Records from a data collection
——————————

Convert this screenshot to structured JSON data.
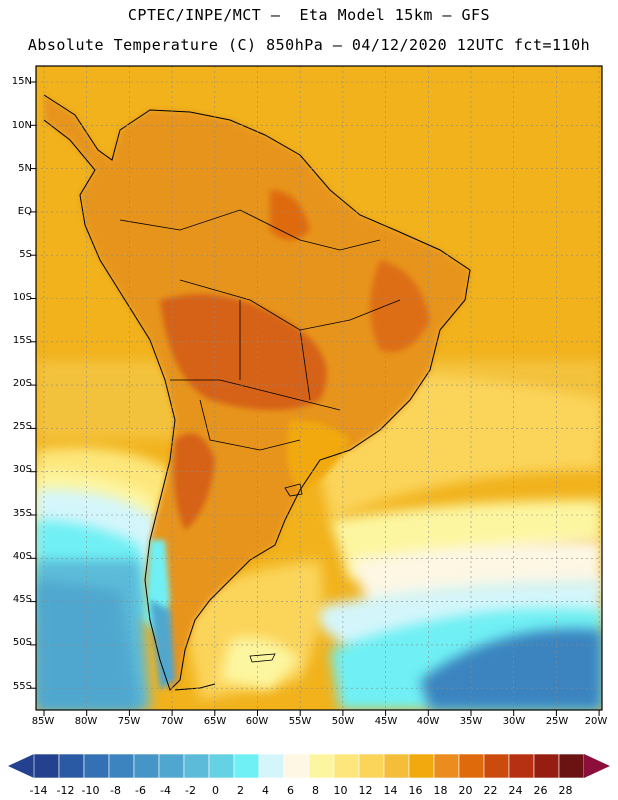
{
  "header": {
    "line1": "CPTEC/INPE/MCT –  Eta Model 15km – GFS",
    "line2": "Absolute Temperature (C) 850hPa – 04/12/2020 12UTC fct=110h"
  },
  "latitude_labels": [
    "15N",
    "10N",
    "5N",
    "EQ",
    "5S",
    "10S",
    "15S",
    "20S",
    "25S",
    "30S",
    "35S",
    "40S",
    "45S",
    "50S",
    "55S"
  ],
  "longitude_labels": [
    "85W",
    "80W",
    "75W",
    "70W",
    "65W",
    "60W",
    "55W",
    "50W",
    "45W",
    "40W",
    "35W",
    "30W",
    "25W",
    "20W"
  ],
  "colorbar": {
    "labels": [
      "-14",
      "-12",
      "-10",
      "-8",
      "-6",
      "-4",
      "-2",
      "0",
      "2",
      "4",
      "6",
      "8",
      "10",
      "12",
      "14",
      "16",
      "18",
      "20",
      "22",
      "24",
      "26",
      "28"
    ],
    "colors": [
      "#23418e",
      "#2a5aa3",
      "#3371b4",
      "#3b84c0",
      "#4596c6",
      "#4fa7cf",
      "#5bbbd9",
      "#65d2e4",
      "#6ff0f4",
      "#d4f6fb",
      "#fdf7e4",
      "#fdf6a0",
      "#fde77c",
      "#fbd45a",
      "#f4bd3a",
      "#f1a90d",
      "#eb8d1e",
      "#de6a0c",
      "#cc4b0c",
      "#b53111",
      "#951d12",
      "#6b1313"
    ]
  },
  "map": {
    "ocean_color": "#f1b21c",
    "land_color": "#e7941c",
    "hot_color": "#d56217",
    "cold_color": "#45c7e6"
  }
}
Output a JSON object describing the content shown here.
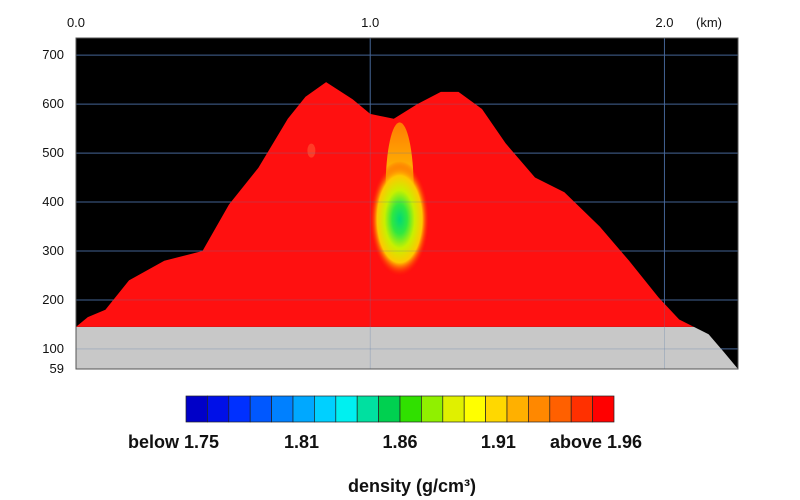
{
  "chart_data": {
    "type": "heatmap",
    "title": "",
    "x_axis": {
      "ticks": [
        {
          "value": 0.0,
          "label": "0.0"
        },
        {
          "value": 1.0,
          "label": "1.0"
        },
        {
          "value": 2.0,
          "label": "2.0"
        }
      ],
      "unit": "(km)",
      "range": [
        0.0,
        2.25
      ]
    },
    "y_axis": {
      "ticks": [
        {
          "value": 59,
          "label": "59"
        },
        {
          "value": 100,
          "label": "100"
        },
        {
          "value": 200,
          "label": "200"
        },
        {
          "value": 300,
          "label": "300"
        },
        {
          "value": 400,
          "label": "400"
        },
        {
          "value": 500,
          "label": "500"
        },
        {
          "value": 600,
          "label": "600"
        },
        {
          "value": 700,
          "label": "700"
        }
      ],
      "range": [
        59,
        735
      ]
    },
    "grid": true,
    "profile": {
      "summit_points": [
        {
          "x": 0.0,
          "y": 145
        },
        {
          "x": 0.04,
          "y": 165
        },
        {
          "x": 0.1,
          "y": 180
        },
        {
          "x": 0.18,
          "y": 240
        },
        {
          "x": 0.3,
          "y": 280
        },
        {
          "x": 0.43,
          "y": 300
        },
        {
          "x": 0.52,
          "y": 395
        },
        {
          "x": 0.62,
          "y": 470
        },
        {
          "x": 0.72,
          "y": 570
        },
        {
          "x": 0.78,
          "y": 615
        },
        {
          "x": 0.85,
          "y": 645
        },
        {
          "x": 0.94,
          "y": 610
        },
        {
          "x": 1.0,
          "y": 580
        },
        {
          "x": 1.08,
          "y": 570
        },
        {
          "x": 1.16,
          "y": 600
        },
        {
          "x": 1.24,
          "y": 625
        },
        {
          "x": 1.3,
          "y": 625
        },
        {
          "x": 1.38,
          "y": 590
        },
        {
          "x": 1.46,
          "y": 520
        },
        {
          "x": 1.56,
          "y": 450
        },
        {
          "x": 1.66,
          "y": 420
        },
        {
          "x": 1.78,
          "y": 350
        },
        {
          "x": 1.88,
          "y": 280
        },
        {
          "x": 1.98,
          "y": 205
        },
        {
          "x": 2.05,
          "y": 160
        },
        {
          "x": 2.1,
          "y": 145
        }
      ],
      "base_y": 145,
      "bedrock_edge": [
        {
          "x": 2.1,
          "y": 145
        },
        {
          "x": 2.15,
          "y": 130
        },
        {
          "x": 2.2,
          "y": 95
        },
        {
          "x": 2.25,
          "y": 59
        }
      ]
    },
    "colorbar": {
      "colors": [
        "#0000c8",
        "#0010e8",
        "#0030ff",
        "#0058ff",
        "#0080ff",
        "#00a8ff",
        "#00d0ff",
        "#00f0f0",
        "#00e0a0",
        "#00d050",
        "#30e000",
        "#90f000",
        "#e0f000",
        "#ffff00",
        "#ffd800",
        "#ffb000",
        "#ff8800",
        "#ff6000",
        "#ff3000",
        "#ff0000"
      ],
      "labels": [
        {
          "text": "below 1.75",
          "pos": 0.0
        },
        {
          "text": "1.81",
          "pos": 0.27
        },
        {
          "text": "1.86",
          "pos": 0.5
        },
        {
          "text": "1.91",
          "pos": 0.73
        },
        {
          "text": "above 1.96",
          "pos": 1.0
        }
      ],
      "title": "density (g/cm³)"
    },
    "anomaly": {
      "description_value_low": 1.84,
      "center": {
        "x": 1.1,
        "y": 365
      }
    }
  }
}
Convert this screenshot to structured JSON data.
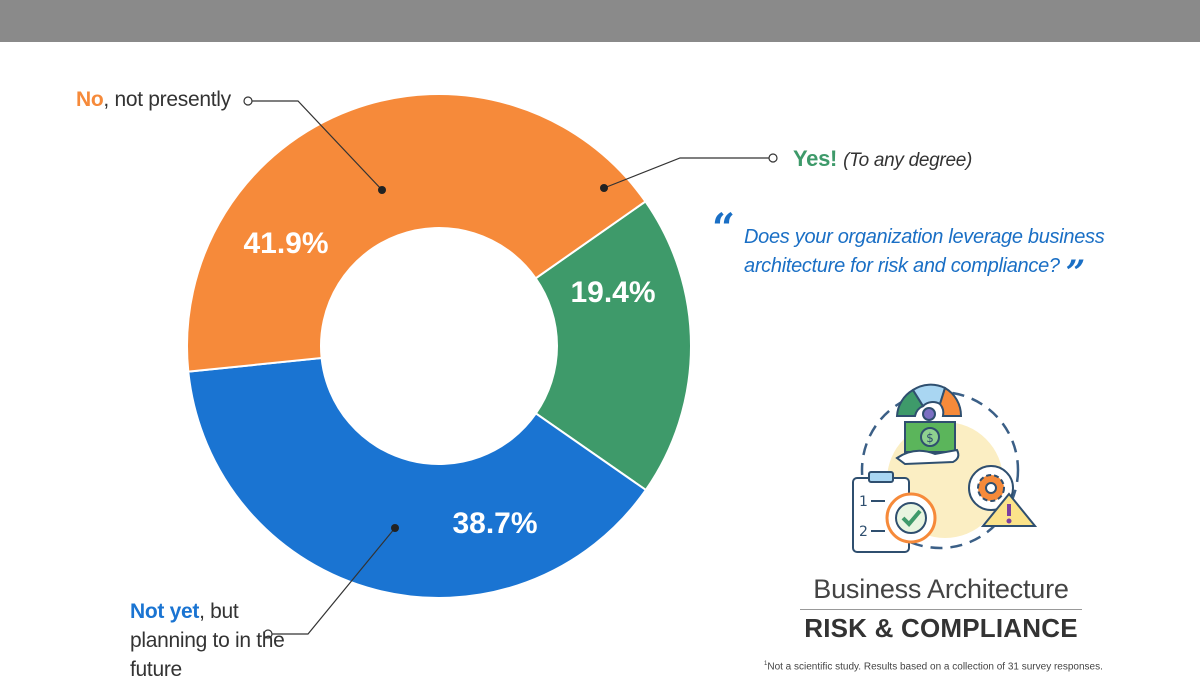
{
  "chart_data": {
    "type": "pie",
    "donut": true,
    "categories": [
      "Yes! (To any degree)",
      "Not yet, but planning to in the future",
      "No, not presently"
    ],
    "values": [
      19.4,
      38.7,
      41.9
    ],
    "value_labels": [
      "19.4%",
      "38.7%",
      "41.9%"
    ],
    "colors": [
      "#3e9a6a",
      "#1a74d2",
      "#f68a3a"
    ]
  },
  "labels": {
    "no_key": "No",
    "no_rest": ", not presently",
    "yes_key": "Yes!",
    "yes_rest": "(To any degree)",
    "notyet_key": "Not yet",
    "notyet_rest": ", but planning to in the future"
  },
  "question": {
    "text": "Does your organization leverage business architecture for risk and compliance?",
    "open_quote": "“",
    "close_quote": "”"
  },
  "brand": {
    "title": "Business Architecture",
    "subtitle": "RISK & COMPLIANCE"
  },
  "footnote": {
    "marker": "1",
    "text": "Not a scientific study. Results based on a collection of 31 survey responses."
  },
  "icons": [
    "money-hand-icon",
    "gauge-icon",
    "clipboard-checklist-icon",
    "target-check-icon",
    "gear-icon",
    "warning-icon"
  ]
}
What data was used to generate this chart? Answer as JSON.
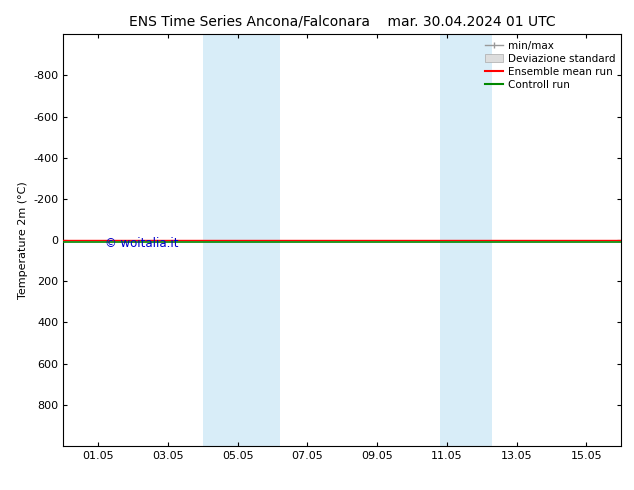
{
  "title_left": "ENS Time Series Ancona/Falconara",
  "title_right": "mar. 30.04.2024 01 UTC",
  "ylabel": "Temperature 2m (°C)",
  "background_color": "#ffffff",
  "plot_bg_color": "#ffffff",
  "ylim": [
    -1000,
    1000
  ],
  "yticks": [
    -800,
    -600,
    -400,
    -200,
    0,
    200,
    400,
    600,
    800
  ],
  "xtick_labels": [
    "01.05",
    "03.05",
    "05.05",
    "07.05",
    "09.05",
    "11.05",
    "13.05",
    "15.05"
  ],
  "xtick_positions": [
    1,
    3,
    5,
    7,
    9,
    11,
    13,
    15
  ],
  "xlim": [
    0,
    16
  ],
  "shaded_bands": [
    {
      "xstart": 4.0,
      "xend": 5.5,
      "color": "#d8edf8"
    },
    {
      "xstart": 5.5,
      "xend": 6.2,
      "color": "#d8edf8"
    },
    {
      "xstart": 10.8,
      "xend": 12.3,
      "color": "#d8edf8"
    }
  ],
  "ensemble_mean_color": "#ff0000",
  "control_run_color": "#008800",
  "ensemble_mean_y": 0.0,
  "control_run_y": 10.0,
  "watermark": "© woitalia.it",
  "watermark_color": "#0000cc",
  "legend_labels": [
    "min/max",
    "Deviazione standard",
    "Ensemble mean run",
    "Controll run"
  ],
  "minmax_line_color": "#999999",
  "devstd_fill_color": "#dddddd",
  "title_fontsize": 10,
  "tick_fontsize": 8,
  "ylabel_fontsize": 8
}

——————————

AIM:
Report each line in the data that holds the word "text".

REPLY TO THE TASK:
          "text": "below 1.75",
          "text": "1.81",
          "text": "1.86",
          "text": "1.91",
          "text": "above 1.96",
    "text": "Does your organization leverage business architecture for risk and compliance?",
    "text": "Not a scientific study. Results based on a collection of 31 survey responses."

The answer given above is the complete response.